====== Exercise materials

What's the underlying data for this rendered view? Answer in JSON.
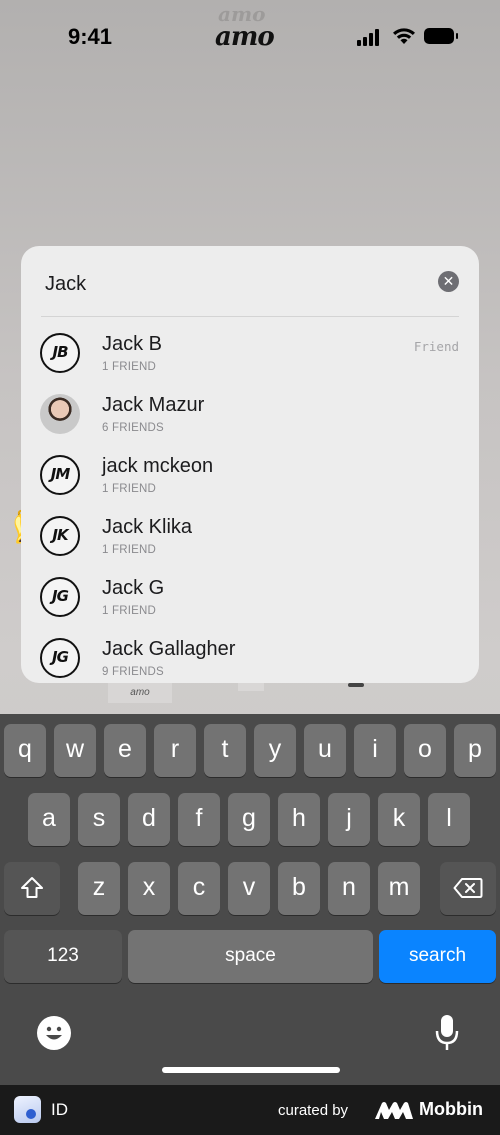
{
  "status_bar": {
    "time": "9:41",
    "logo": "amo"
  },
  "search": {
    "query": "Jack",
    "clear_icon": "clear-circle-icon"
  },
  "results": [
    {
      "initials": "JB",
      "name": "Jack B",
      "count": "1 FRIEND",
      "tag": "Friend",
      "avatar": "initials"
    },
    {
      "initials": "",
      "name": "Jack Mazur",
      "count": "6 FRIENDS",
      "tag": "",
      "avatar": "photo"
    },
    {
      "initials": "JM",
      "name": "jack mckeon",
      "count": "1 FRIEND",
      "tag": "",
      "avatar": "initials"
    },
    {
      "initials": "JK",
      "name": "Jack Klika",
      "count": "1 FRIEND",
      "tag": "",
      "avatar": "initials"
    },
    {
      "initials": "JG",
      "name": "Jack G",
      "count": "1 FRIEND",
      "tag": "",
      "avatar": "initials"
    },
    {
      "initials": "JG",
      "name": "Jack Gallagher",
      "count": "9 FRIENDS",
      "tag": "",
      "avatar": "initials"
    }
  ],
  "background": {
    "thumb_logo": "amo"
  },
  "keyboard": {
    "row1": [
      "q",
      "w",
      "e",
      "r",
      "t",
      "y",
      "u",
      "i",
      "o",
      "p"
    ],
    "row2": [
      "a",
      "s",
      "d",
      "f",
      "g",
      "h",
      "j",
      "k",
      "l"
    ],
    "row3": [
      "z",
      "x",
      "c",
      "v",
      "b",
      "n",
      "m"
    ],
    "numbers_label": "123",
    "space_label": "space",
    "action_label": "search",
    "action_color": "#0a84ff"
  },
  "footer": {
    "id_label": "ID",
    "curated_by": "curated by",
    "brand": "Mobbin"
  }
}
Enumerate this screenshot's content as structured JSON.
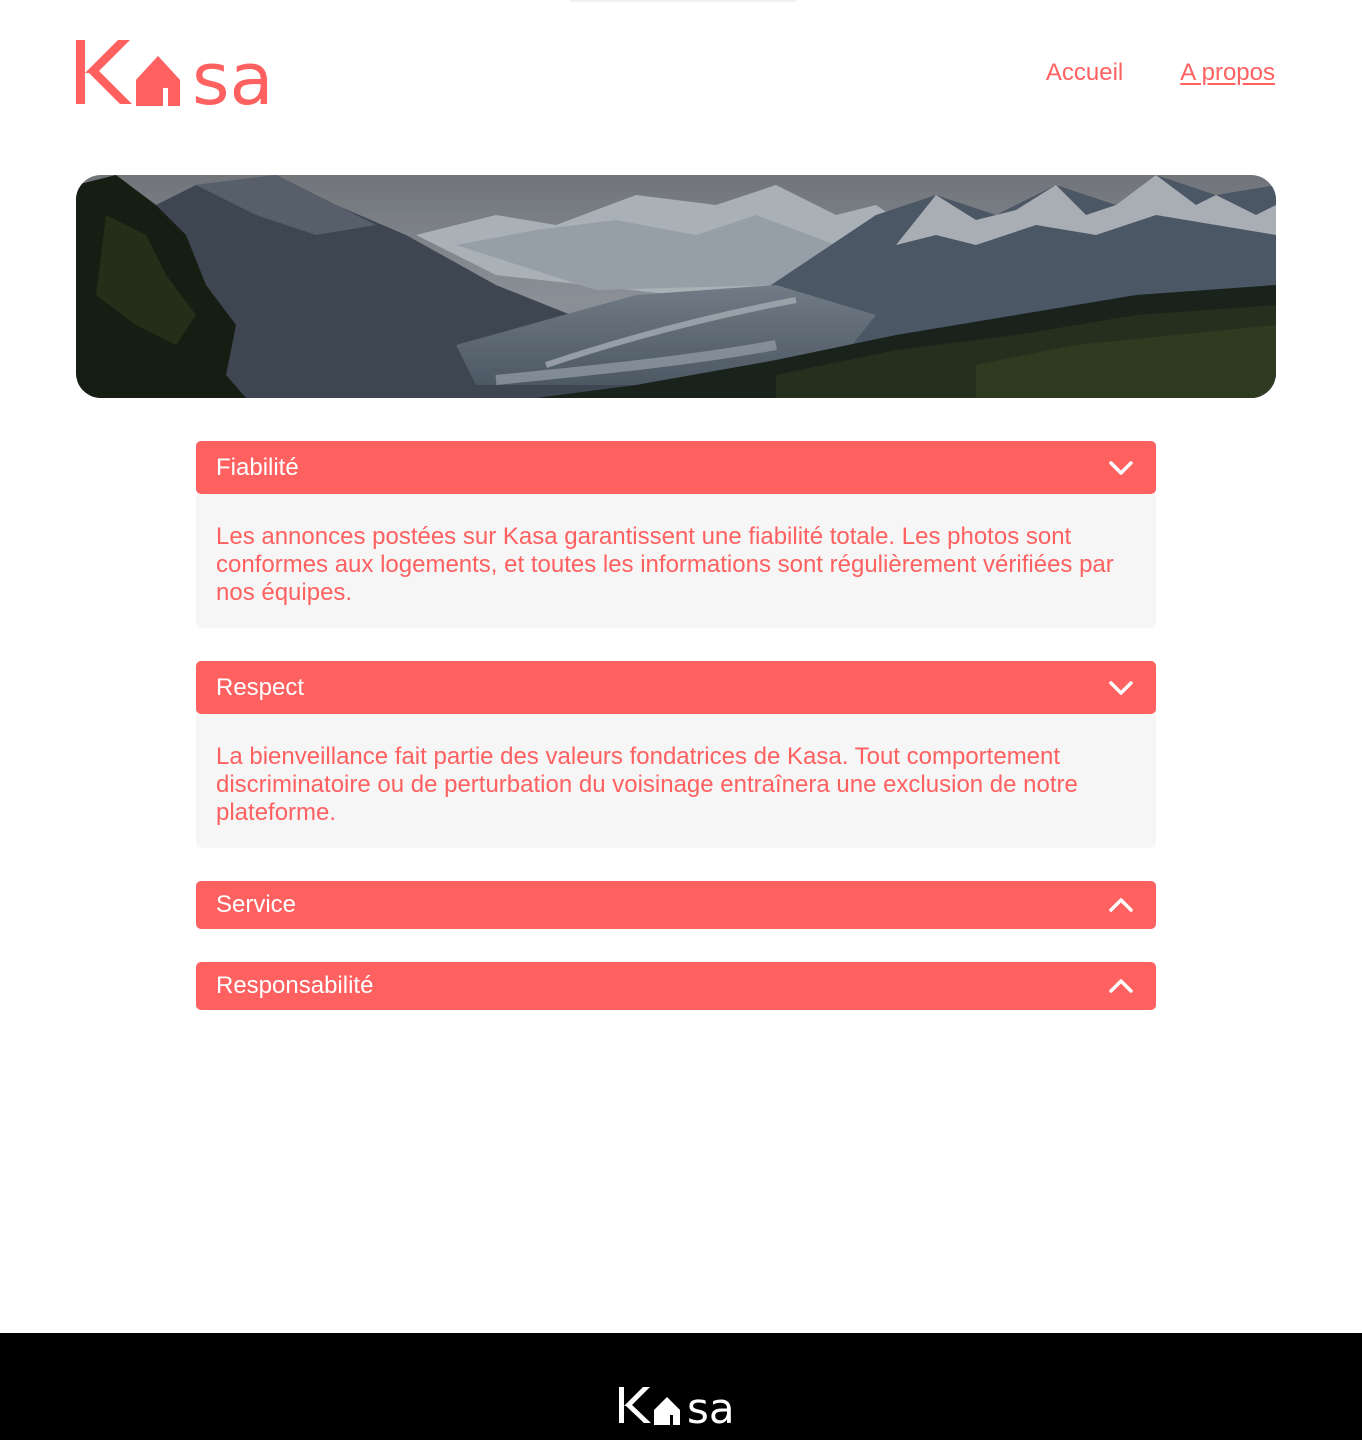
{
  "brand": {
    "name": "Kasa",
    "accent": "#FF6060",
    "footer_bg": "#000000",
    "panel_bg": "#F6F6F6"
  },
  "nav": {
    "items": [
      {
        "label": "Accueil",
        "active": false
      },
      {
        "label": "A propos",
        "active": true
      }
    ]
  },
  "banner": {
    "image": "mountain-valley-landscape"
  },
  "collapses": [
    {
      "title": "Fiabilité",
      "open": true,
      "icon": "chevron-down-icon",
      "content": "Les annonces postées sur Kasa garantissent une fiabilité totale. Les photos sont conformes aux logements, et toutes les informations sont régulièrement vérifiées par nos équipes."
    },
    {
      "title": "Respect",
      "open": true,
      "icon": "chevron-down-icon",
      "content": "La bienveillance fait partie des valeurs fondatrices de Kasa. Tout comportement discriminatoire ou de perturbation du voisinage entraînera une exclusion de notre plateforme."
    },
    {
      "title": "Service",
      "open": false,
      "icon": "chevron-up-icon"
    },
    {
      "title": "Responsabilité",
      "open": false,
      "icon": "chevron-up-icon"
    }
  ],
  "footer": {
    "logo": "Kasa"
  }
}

============

- What is expected:
Pictures are not part of the copy; reproduce everything else in the records exactly.

- Reply to the exercise:
What's the underlying data for this rendered view? Answer in JSON.
{
  "status_bar": {
    "time": "9:41",
    "logo": "amo"
  },
  "search": {
    "query": "Jack",
    "clear_icon": "clear-circle-icon"
  },
  "results": [
    {
      "initials": "JB",
      "name": "Jack B",
      "count": "1 FRIEND",
      "tag": "Friend",
      "avatar": "initials"
    },
    {
      "initials": "",
      "name": "Jack Mazur",
      "count": "6 FRIENDS",
      "tag": "",
      "avatar": "photo"
    },
    {
      "initials": "JM",
      "name": "jack mckeon",
      "count": "1 FRIEND",
      "tag": "",
      "avatar": "initials"
    },
    {
      "initials": "JK",
      "name": "Jack Klika",
      "count": "1 FRIEND",
      "tag": "",
      "avatar": "initials"
    },
    {
      "initials": "JG",
      "name": "Jack G",
      "count": "1 FRIEND",
      "tag": "",
      "avatar": "initials"
    },
    {
      "initials": "JG",
      "name": "Jack Gallagher",
      "count": "9 FRIENDS",
      "tag": "",
      "avatar": "initials"
    }
  ],
  "background": {
    "thumb_logo": "amo"
  },
  "keyboard": {
    "row1": [
      "q",
      "w",
      "e",
      "r",
      "t",
      "y",
      "u",
      "i",
      "o",
      "p"
    ],
    "row2": [
      "a",
      "s",
      "d",
      "f",
      "g",
      "h",
      "j",
      "k",
      "l"
    ],
    "row3": [
      "z",
      "x",
      "c",
      "v",
      "b",
      "n",
      "m"
    ],
    "numbers_label": "123",
    "space_label": "space",
    "action_label": "search",
    "action_color": "#0a84ff"
  },
  "footer": {
    "id_label": "ID",
    "curated_by": "curated by",
    "brand": "Mobbin"
  }
}
Enumerate this screenshot's content as structured JSON.
{
  "brand": {
    "name": "Kasa",
    "accent": "#FF6060",
    "footer_bg": "#000000",
    "panel_bg": "#F6F6F6"
  },
  "nav": {
    "items": [
      {
        "label": "Accueil",
        "active": false
      },
      {
        "label": "A propos",
        "active": true
      }
    ]
  },
  "banner": {
    "image": "mountain-valley-landscape"
  },
  "collapses": [
    {
      "title": "Fiabilité",
      "open": true,
      "icon": "chevron-down-icon",
      "content": "Les annonces postées sur Kasa garantissent une fiabilité totale. Les photos sont conformes aux logements, et toutes les informations sont régulièrement vérifiées par nos équipes."
    },
    {
      "title": "Respect",
      "open": true,
      "icon": "chevron-down-icon",
      "content": "La bienveillance fait partie des valeurs fondatrices de Kasa. Tout comportement discriminatoire ou de perturbation du voisinage entraînera une exclusion de notre plateforme."
    },
    {
      "title": "Service",
      "open": false,
      "icon": "chevron-up-icon"
    },
    {
      "title": "Responsabilité",
      "open": false,
      "icon": "chevron-up-icon"
    }
  ],
  "footer": {
    "logo": "Kasa"
  }
}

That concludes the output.